Reproduce each record below exactly as written.
>> START Data provided
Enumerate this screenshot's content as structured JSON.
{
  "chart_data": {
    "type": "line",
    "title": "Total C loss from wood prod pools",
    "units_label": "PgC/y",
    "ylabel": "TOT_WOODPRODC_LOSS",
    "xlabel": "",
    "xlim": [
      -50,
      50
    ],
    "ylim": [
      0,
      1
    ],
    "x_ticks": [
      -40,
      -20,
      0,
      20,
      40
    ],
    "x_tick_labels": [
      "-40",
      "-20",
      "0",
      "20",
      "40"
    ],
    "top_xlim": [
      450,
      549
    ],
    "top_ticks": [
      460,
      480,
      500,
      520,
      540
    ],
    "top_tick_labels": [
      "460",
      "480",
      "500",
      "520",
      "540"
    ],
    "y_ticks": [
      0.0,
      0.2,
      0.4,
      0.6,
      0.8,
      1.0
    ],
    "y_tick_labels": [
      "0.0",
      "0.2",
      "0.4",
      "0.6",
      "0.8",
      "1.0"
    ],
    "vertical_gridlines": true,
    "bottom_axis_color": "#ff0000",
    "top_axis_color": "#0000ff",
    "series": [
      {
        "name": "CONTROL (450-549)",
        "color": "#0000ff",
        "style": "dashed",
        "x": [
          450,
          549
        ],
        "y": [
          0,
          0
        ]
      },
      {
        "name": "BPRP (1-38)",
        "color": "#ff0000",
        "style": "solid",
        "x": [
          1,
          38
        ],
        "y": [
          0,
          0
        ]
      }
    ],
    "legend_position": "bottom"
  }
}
>> END Data provided
§ Response to this task:
Enumerate this screenshot's content as structured JSON.
{
  "chart_data": {
    "type": "line",
    "title": "Total C loss from wood prod pools",
    "units_label": "PgC/y",
    "ylabel": "TOT_WOODPRODC_LOSS",
    "xlabel": "",
    "xlim": [
      -50,
      50
    ],
    "ylim": [
      0,
      1
    ],
    "x_ticks": [
      -40,
      -20,
      0,
      20,
      40
    ],
    "x_tick_labels": [
      "-40",
      "-20",
      "0",
      "20",
      "40"
    ],
    "top_xlim": [
      450,
      549
    ],
    "top_ticks": [
      460,
      480,
      500,
      520,
      540
    ],
    "top_tick_labels": [
      "460",
      "480",
      "500",
      "520",
      "540"
    ],
    "y_ticks": [
      0.0,
      0.2,
      0.4,
      0.6,
      0.8,
      1.0
    ],
    "y_tick_labels": [
      "0.0",
      "0.2",
      "0.4",
      "0.6",
      "0.8",
      "1.0"
    ],
    "vertical_gridlines": true,
    "bottom_axis_color": "#ff0000",
    "top_axis_color": "#0000ff",
    "series": [
      {
        "name": "CONTROL (450-549)",
        "color": "#0000ff",
        "style": "dashed",
        "x": [
          450,
          549
        ],
        "y": [
          0,
          0
        ]
      },
      {
        "name": "BPRP (1-38)",
        "color": "#ff0000",
        "style": "solid",
        "x": [
          1,
          38
        ],
        "y": [
          0,
          0
        ]
      }
    ],
    "legend_position": "bottom"
  }
}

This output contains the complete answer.